• **Problem requirements**
Could you quote the blog page word for word, starting at "Thursday, 31 March" and ending after "18 and 21 again."?

• **Page**
-.-.-

Thursday, 31 March 2011

Born 31 March 1972


Yes, it's my birthday.

And, this year, I have the excuse for a double celebration - because, as one wag felt the need to point out, I'm 18 and 21 again.

How depressing. 

No, wrong attitude - a celebration it must be! 

I kept my presents and cards until I returned from work (how middle-aged...sorry, we celebrate!) and they were great. 

A package from my mum was of particular note but I'll tell you all about that another time.

I also got a nice choccy birthday cake.  Oh, and Wee John has turned up (without even as much as a card).

A nice dinner is lined up for later.  But, before that, it's time for Charlotte and her daddy to have their bottles. 

Daddy may have more than one.

Wednesday, 30 March 2011

Smell your ma


Whilst Jamie continues his hit and miss approach to potty training, Vanessa and I have taken on yet another kiddie challenge. 

Because it's time to persuade Charlotte to take a bottle.

-.-.-

• **Recorded data**

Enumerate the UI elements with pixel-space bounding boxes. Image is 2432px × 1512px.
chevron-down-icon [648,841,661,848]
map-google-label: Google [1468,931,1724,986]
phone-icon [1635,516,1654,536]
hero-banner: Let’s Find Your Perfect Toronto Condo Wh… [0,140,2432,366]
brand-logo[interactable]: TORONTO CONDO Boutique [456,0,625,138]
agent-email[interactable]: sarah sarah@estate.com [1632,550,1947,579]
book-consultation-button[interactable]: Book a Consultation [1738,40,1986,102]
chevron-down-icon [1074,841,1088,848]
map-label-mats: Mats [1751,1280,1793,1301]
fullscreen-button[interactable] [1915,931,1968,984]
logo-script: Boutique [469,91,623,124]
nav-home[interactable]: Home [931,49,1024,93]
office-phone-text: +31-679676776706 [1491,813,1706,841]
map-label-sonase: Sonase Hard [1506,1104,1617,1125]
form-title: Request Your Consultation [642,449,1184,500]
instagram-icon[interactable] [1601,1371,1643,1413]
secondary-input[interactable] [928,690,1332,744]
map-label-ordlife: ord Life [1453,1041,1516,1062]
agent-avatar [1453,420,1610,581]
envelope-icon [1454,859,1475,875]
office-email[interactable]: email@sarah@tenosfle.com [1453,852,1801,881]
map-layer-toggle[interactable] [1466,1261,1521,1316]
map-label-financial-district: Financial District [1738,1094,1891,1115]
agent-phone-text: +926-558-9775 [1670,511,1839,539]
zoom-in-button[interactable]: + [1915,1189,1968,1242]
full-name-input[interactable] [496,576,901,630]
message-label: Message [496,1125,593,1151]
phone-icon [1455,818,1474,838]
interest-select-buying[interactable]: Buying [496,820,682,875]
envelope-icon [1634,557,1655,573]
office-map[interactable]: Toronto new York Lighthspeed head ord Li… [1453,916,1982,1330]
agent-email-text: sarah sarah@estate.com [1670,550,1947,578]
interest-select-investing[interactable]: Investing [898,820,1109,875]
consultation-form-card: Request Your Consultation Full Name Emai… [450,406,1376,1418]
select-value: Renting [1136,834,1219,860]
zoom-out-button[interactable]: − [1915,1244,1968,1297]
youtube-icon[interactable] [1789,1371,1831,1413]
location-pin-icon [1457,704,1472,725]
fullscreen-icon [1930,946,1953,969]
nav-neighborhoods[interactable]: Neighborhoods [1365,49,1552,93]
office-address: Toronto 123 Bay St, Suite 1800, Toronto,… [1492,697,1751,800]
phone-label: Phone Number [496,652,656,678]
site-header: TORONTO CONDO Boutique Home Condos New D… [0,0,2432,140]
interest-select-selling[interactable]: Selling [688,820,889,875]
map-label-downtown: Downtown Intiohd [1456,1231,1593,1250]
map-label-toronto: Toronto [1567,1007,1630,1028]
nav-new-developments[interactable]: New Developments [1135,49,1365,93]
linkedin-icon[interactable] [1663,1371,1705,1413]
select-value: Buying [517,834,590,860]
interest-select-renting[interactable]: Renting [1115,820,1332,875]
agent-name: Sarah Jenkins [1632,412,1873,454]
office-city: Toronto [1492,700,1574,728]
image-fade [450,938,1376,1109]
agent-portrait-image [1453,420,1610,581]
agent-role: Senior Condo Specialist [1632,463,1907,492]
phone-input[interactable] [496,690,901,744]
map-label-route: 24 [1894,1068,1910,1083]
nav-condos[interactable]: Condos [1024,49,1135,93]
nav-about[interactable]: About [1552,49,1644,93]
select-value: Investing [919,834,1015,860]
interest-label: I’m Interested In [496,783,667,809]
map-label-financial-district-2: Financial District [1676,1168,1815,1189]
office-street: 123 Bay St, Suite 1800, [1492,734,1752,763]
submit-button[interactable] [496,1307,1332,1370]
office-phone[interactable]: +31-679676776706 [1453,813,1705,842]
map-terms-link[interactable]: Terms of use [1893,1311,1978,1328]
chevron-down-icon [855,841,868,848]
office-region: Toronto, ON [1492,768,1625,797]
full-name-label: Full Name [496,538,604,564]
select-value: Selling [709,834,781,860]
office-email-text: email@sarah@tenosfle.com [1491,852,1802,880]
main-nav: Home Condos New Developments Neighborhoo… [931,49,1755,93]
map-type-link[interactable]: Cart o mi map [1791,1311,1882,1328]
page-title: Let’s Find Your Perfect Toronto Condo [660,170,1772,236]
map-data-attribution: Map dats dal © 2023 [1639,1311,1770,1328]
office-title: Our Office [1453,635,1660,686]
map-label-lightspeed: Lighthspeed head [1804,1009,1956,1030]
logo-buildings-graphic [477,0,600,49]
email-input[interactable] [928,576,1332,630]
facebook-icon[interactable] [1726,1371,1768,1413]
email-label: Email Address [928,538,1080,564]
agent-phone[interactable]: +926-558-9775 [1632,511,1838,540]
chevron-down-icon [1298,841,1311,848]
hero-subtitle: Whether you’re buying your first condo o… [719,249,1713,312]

-.-.-

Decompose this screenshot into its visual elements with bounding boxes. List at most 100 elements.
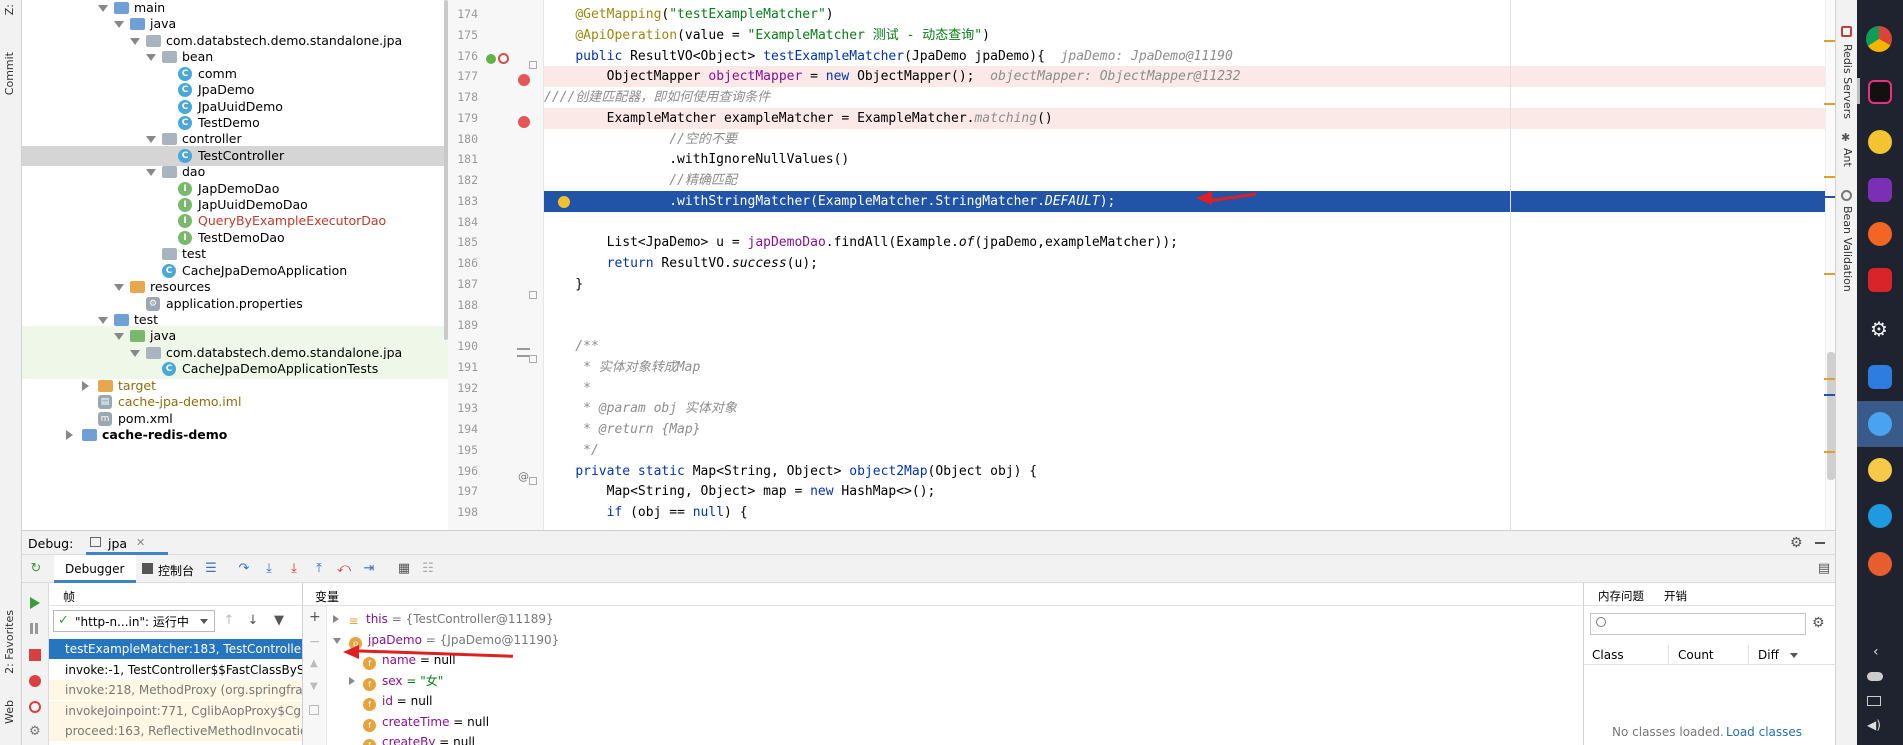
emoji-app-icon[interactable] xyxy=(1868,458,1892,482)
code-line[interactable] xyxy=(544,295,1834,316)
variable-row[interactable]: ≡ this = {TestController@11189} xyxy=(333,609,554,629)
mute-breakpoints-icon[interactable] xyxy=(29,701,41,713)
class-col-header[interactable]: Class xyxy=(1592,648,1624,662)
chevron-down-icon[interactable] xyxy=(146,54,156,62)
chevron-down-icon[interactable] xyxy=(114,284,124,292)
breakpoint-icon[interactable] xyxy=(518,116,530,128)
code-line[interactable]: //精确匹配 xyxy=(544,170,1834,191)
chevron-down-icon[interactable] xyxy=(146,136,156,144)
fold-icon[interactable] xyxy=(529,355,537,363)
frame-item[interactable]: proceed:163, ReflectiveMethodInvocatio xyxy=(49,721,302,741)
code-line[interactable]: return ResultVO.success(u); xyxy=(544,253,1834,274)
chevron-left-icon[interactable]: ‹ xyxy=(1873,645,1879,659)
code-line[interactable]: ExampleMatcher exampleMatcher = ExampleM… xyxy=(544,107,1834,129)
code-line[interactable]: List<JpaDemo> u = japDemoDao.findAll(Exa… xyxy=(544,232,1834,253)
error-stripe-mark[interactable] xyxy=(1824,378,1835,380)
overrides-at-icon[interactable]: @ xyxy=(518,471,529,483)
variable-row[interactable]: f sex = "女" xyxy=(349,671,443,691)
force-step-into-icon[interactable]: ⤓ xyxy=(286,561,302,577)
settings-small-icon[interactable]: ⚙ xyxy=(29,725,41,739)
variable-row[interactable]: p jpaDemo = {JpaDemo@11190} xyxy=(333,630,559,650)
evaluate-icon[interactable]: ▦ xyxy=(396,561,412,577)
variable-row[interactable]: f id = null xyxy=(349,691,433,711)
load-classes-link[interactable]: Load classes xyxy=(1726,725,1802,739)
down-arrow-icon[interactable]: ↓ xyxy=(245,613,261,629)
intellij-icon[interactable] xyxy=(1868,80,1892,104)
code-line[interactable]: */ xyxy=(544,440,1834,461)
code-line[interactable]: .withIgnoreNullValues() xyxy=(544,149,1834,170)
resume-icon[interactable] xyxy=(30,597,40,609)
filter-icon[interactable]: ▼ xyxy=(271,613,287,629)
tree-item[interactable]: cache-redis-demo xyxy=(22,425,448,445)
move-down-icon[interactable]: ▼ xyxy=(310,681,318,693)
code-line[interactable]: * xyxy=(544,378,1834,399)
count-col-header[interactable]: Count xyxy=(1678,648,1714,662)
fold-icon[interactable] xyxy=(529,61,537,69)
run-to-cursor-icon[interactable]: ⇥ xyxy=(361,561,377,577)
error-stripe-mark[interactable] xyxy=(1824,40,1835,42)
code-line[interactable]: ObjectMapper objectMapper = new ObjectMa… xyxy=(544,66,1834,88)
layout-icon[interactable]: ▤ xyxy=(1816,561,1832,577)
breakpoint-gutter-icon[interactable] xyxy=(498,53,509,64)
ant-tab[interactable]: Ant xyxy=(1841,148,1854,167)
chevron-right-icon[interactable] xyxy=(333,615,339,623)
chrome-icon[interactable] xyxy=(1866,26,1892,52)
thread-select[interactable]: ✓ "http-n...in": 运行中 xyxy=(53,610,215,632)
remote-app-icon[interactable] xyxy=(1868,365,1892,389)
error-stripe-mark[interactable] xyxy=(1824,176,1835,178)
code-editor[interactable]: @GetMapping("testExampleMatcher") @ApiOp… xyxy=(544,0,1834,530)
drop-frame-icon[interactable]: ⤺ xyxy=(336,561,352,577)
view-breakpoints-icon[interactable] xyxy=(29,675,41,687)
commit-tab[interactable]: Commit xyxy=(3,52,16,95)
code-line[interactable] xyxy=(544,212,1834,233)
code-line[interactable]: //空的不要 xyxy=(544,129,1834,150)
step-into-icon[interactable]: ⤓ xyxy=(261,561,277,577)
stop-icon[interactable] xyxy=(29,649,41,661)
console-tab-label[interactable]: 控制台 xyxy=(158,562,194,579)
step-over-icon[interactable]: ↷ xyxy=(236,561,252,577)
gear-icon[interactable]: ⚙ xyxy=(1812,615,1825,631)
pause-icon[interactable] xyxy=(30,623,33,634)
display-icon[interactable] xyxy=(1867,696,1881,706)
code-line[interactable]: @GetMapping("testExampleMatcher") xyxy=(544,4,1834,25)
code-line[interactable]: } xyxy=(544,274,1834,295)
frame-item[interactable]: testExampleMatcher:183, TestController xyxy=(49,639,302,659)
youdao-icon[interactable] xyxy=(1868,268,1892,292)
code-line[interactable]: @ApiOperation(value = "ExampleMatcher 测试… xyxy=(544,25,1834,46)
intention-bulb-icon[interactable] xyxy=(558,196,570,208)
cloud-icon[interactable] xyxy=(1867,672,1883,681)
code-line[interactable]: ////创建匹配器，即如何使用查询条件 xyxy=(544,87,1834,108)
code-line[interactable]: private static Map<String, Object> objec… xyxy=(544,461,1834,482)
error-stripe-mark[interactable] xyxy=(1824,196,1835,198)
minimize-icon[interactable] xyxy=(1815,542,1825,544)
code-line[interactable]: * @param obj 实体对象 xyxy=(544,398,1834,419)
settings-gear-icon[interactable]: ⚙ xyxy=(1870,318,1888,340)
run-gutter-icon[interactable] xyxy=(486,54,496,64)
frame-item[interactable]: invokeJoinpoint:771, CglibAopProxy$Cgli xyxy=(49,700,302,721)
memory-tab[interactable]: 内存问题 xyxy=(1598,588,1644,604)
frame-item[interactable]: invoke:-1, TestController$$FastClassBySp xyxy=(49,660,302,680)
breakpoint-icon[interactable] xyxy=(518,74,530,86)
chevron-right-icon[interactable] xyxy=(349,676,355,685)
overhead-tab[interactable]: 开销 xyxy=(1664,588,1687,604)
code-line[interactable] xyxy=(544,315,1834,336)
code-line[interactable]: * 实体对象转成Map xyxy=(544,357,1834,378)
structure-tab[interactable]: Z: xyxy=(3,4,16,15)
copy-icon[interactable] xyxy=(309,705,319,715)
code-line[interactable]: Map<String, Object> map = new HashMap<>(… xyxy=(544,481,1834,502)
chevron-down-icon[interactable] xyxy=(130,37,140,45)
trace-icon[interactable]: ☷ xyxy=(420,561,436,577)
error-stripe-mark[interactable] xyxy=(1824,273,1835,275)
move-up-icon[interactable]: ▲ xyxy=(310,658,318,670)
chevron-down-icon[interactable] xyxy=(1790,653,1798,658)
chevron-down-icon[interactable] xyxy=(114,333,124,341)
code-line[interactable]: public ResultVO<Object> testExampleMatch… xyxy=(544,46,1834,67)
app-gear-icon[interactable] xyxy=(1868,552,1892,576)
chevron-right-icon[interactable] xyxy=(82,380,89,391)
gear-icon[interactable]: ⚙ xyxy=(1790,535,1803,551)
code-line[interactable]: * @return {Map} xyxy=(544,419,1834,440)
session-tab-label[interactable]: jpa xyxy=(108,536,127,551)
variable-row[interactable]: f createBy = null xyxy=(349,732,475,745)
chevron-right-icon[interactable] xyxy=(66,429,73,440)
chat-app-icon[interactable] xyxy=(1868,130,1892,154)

-.-.-

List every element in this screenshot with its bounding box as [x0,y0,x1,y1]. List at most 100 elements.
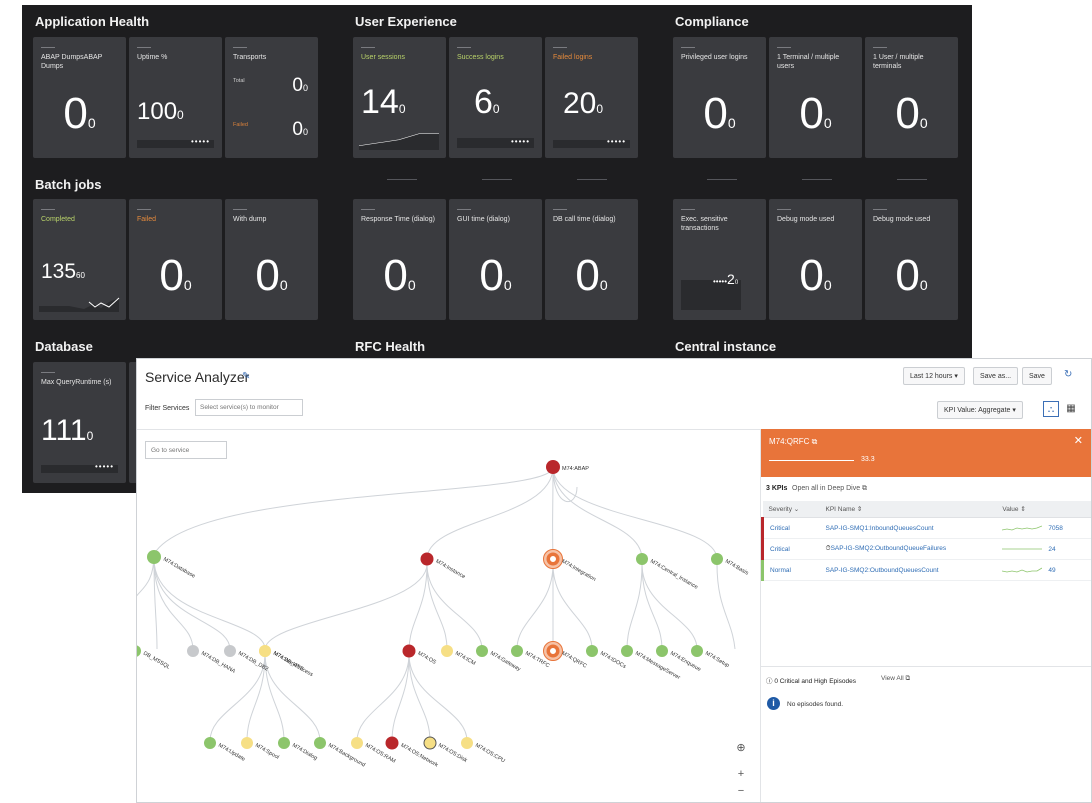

-.-.-

• **Result for this exercise**
Thursday, 31 March 2011

Born 31 March 1972


Yes, it's my birthday.

And, this year, I have the excuse for a double celebration - because, as one wag felt the need to point out, I'm 18 and 21 again.